- WORK TO BE COMPLETED: Search the data below for the string "защиты". Extract every line that contains it.

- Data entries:

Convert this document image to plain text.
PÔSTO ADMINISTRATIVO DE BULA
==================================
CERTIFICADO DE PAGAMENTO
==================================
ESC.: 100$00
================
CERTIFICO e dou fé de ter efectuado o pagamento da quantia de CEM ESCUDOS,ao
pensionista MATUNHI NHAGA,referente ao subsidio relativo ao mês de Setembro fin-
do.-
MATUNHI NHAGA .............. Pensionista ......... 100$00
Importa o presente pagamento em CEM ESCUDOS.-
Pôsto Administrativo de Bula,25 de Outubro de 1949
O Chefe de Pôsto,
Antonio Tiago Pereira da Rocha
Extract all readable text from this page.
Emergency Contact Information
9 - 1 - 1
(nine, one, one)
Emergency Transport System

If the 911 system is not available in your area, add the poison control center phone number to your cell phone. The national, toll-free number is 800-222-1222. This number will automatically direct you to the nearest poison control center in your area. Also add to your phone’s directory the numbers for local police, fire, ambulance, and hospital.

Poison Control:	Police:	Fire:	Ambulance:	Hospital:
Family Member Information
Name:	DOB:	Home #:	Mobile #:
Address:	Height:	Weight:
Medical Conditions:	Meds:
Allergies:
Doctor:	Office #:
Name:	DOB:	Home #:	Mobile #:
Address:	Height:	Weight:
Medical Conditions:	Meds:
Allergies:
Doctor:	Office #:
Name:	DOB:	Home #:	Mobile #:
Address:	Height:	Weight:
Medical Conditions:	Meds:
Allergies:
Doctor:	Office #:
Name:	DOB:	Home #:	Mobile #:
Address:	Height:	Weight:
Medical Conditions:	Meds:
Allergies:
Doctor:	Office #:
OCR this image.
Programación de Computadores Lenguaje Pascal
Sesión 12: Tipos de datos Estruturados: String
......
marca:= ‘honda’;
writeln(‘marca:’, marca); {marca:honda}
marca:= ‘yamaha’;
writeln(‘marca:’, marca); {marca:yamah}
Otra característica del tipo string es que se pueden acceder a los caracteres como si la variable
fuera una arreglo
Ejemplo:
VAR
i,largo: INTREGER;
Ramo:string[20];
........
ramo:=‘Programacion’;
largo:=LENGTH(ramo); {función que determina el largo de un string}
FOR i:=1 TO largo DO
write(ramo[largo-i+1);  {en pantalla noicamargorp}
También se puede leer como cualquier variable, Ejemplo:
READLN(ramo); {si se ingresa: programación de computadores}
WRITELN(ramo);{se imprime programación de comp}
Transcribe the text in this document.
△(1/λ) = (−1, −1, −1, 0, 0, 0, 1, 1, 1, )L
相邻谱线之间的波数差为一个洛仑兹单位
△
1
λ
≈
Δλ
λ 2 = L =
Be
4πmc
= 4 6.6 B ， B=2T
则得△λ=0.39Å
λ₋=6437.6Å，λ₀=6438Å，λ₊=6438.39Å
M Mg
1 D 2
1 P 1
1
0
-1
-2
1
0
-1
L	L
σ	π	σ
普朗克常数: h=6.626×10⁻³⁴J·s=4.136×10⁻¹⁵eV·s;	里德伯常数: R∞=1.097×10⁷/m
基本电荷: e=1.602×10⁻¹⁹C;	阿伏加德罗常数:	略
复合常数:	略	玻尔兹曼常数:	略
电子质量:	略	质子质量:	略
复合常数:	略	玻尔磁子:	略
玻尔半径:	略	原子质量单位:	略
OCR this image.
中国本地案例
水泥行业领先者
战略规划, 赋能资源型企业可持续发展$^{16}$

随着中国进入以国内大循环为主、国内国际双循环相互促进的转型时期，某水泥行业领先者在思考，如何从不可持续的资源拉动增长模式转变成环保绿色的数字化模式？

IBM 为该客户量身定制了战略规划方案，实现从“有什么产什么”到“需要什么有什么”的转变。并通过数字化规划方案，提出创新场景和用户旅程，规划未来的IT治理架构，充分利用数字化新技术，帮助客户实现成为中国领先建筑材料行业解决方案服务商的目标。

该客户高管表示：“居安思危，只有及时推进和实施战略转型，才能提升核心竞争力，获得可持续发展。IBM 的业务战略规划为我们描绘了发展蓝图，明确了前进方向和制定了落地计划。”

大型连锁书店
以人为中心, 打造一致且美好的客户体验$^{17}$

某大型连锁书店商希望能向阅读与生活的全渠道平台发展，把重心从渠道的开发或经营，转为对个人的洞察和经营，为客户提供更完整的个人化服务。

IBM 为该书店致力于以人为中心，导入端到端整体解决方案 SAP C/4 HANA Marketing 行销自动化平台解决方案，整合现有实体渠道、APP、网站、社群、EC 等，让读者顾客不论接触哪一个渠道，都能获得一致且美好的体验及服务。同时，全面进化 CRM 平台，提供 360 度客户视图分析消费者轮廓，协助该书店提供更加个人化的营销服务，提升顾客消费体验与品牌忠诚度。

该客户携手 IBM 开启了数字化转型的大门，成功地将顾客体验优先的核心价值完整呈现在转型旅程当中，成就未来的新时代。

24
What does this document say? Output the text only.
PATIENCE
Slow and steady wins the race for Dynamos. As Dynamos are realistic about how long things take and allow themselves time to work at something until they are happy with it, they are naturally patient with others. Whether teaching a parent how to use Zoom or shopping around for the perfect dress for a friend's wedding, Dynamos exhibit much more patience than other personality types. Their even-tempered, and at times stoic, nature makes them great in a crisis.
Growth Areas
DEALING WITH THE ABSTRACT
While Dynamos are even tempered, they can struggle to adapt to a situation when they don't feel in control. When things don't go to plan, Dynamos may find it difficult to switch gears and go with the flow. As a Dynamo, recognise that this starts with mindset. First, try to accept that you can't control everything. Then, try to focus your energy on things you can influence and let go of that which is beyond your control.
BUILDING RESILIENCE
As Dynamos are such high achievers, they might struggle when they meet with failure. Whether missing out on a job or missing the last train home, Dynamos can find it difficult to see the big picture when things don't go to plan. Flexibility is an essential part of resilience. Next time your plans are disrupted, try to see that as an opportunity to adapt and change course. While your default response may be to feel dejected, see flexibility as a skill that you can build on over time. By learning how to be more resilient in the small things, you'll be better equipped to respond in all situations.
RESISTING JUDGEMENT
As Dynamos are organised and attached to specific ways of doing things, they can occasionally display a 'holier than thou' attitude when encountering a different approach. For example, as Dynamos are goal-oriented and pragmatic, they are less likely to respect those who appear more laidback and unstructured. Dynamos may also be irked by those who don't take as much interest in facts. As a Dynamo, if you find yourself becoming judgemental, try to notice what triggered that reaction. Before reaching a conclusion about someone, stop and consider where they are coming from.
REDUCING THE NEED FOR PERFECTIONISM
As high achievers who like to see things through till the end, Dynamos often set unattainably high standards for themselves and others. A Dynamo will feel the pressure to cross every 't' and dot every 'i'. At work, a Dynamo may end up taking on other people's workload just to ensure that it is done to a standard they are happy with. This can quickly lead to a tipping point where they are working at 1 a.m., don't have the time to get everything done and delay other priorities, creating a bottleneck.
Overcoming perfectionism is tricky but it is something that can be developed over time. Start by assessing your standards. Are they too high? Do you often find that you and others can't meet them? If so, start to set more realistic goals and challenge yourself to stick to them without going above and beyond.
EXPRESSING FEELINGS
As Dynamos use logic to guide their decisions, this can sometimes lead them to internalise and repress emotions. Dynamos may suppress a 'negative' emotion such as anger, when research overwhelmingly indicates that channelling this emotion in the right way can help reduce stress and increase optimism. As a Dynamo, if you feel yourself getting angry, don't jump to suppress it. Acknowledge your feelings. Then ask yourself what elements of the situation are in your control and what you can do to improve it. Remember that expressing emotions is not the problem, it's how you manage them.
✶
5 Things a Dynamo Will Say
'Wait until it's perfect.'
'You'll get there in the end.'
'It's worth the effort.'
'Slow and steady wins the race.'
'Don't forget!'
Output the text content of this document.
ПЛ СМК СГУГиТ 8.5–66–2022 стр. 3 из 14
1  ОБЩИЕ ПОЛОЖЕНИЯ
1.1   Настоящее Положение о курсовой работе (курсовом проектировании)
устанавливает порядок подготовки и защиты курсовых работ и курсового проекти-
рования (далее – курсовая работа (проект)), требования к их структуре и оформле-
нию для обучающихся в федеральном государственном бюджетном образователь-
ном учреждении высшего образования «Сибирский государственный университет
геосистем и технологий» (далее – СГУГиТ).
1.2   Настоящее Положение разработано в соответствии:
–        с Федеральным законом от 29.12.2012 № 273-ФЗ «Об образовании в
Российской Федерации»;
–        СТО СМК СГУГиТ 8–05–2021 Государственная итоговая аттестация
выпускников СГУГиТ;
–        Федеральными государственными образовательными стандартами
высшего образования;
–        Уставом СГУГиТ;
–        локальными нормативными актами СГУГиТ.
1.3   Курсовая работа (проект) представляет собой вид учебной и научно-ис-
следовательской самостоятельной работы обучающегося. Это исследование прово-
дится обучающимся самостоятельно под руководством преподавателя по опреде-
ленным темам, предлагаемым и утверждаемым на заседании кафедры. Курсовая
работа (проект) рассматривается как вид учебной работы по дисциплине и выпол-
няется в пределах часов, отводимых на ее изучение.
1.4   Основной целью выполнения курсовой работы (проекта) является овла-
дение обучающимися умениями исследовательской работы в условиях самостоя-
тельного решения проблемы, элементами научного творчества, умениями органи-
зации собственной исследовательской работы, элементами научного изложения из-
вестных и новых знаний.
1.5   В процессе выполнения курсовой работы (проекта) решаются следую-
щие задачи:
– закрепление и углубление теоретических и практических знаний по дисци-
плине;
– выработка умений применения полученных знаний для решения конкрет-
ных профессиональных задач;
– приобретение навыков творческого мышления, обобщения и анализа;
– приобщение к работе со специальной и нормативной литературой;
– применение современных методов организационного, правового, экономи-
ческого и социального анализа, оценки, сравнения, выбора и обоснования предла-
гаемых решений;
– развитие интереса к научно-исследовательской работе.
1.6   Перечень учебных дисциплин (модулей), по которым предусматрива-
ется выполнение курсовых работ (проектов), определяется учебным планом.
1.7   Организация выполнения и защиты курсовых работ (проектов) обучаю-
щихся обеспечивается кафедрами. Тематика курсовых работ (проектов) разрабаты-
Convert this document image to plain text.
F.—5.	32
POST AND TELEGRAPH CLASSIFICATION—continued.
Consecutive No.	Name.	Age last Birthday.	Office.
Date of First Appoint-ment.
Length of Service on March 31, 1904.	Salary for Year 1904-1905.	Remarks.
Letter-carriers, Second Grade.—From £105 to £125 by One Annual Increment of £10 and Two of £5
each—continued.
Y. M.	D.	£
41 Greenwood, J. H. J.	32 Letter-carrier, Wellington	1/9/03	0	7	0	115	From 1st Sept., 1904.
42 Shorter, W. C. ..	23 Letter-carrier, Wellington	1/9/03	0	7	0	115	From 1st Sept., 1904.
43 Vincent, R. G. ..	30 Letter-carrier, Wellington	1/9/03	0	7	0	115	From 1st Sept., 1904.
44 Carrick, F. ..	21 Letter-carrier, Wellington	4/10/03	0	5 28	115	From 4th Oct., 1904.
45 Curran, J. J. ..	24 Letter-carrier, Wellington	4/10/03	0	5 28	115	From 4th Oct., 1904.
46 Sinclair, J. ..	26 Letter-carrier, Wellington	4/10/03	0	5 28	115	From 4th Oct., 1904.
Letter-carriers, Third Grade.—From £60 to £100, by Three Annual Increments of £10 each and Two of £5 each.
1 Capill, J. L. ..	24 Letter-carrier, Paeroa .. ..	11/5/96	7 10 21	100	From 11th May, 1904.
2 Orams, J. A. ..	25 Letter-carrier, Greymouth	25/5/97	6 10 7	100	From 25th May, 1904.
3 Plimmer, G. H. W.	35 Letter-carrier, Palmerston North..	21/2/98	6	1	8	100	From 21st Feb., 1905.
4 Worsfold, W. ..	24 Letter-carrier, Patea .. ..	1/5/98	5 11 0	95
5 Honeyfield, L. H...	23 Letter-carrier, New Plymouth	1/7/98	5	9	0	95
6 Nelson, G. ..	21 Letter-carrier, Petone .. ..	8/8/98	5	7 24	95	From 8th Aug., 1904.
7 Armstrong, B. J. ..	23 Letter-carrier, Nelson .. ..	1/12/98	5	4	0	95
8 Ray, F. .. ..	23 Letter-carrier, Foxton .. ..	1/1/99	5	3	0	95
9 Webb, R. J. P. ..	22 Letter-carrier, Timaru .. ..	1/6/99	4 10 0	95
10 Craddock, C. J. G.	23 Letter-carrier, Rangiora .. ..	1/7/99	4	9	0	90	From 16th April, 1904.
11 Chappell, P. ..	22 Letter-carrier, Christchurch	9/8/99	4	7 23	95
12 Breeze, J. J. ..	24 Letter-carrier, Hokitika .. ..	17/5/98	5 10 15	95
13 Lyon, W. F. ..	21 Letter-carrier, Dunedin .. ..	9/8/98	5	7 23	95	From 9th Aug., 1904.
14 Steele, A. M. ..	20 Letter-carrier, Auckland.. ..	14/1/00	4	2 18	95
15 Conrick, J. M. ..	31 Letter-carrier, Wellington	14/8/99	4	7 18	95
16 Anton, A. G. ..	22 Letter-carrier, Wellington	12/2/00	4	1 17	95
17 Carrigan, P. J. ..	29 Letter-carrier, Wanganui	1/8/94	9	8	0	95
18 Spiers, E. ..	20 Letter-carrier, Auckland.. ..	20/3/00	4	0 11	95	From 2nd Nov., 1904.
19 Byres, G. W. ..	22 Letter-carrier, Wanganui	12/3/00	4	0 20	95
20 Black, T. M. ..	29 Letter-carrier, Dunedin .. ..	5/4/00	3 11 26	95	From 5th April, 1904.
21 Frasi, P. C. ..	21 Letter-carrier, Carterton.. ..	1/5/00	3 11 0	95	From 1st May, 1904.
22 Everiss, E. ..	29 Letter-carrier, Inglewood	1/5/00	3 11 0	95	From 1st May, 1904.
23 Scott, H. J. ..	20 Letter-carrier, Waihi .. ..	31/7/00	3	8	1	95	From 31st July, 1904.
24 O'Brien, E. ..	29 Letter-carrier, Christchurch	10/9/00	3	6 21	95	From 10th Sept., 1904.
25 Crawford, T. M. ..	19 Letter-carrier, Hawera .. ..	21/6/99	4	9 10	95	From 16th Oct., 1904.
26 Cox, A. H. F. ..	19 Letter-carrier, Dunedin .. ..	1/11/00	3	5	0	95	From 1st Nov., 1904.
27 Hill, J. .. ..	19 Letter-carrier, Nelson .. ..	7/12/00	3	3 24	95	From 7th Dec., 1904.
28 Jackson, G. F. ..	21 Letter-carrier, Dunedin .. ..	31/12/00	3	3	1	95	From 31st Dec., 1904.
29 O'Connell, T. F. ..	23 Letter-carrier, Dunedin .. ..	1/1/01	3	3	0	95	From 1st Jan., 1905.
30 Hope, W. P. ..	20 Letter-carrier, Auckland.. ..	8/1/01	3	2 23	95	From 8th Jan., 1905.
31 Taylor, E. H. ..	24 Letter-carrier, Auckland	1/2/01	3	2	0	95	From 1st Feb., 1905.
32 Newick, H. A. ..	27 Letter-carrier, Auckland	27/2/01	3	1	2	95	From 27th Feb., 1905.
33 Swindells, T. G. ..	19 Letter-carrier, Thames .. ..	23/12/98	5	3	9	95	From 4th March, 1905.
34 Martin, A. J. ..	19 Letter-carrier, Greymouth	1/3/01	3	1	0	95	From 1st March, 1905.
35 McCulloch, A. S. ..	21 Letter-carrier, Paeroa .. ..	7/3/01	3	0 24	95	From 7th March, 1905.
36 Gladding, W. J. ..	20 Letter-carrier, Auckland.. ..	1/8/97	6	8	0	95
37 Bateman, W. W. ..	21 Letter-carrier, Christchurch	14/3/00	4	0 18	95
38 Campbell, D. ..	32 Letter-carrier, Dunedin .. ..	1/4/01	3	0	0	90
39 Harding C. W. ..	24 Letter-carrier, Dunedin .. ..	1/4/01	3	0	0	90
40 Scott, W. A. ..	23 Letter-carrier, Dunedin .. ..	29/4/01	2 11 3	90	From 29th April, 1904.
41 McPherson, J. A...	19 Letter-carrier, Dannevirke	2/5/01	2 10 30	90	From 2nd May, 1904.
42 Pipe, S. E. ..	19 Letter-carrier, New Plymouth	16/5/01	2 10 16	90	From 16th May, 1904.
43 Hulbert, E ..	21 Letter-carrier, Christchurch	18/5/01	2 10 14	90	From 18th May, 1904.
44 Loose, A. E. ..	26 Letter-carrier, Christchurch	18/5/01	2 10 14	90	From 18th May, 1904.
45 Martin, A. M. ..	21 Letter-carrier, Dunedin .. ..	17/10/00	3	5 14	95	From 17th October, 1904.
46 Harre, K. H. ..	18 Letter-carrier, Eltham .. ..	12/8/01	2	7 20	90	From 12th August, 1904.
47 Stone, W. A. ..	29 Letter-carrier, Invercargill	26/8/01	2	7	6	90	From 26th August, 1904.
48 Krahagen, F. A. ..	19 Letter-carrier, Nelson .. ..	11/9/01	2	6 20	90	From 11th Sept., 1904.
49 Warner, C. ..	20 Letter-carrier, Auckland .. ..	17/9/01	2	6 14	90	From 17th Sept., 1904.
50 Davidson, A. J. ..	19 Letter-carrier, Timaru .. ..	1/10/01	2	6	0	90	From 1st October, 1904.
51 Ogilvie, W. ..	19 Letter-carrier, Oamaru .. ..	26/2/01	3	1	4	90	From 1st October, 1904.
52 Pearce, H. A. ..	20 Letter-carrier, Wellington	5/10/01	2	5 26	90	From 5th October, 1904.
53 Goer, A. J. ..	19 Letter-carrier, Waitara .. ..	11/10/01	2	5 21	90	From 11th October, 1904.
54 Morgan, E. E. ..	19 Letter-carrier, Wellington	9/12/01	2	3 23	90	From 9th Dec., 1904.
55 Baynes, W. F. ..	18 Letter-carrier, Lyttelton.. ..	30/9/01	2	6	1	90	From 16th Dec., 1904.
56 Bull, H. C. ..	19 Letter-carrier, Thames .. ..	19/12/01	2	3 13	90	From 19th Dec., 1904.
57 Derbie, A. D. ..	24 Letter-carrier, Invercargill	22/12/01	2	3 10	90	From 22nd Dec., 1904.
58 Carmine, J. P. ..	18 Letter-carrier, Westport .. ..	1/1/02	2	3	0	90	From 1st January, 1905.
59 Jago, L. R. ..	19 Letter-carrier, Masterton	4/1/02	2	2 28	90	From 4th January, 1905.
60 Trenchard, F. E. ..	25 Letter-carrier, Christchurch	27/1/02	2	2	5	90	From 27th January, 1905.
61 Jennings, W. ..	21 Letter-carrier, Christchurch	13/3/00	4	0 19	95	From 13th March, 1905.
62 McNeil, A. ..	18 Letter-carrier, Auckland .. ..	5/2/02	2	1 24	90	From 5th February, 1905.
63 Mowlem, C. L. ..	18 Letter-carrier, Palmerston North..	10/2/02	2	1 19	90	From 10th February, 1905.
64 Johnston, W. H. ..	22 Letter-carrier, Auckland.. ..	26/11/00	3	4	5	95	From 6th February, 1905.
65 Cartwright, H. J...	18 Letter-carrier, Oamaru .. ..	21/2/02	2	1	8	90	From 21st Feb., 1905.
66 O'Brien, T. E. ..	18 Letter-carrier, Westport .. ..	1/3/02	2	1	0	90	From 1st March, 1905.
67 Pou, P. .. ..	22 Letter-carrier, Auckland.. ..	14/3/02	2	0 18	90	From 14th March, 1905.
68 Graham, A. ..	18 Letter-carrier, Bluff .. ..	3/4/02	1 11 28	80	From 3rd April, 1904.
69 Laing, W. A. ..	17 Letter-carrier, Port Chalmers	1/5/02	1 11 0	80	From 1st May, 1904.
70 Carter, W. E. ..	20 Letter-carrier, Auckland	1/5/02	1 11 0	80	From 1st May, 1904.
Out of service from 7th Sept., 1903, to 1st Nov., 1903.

- EXERCISE SOLUTION:
устанавливает порядок подготовки и защиты курсовых работ и курсового проекти-
1.7   Организация выполнения и защиты курсовых работ (проектов) обучаю-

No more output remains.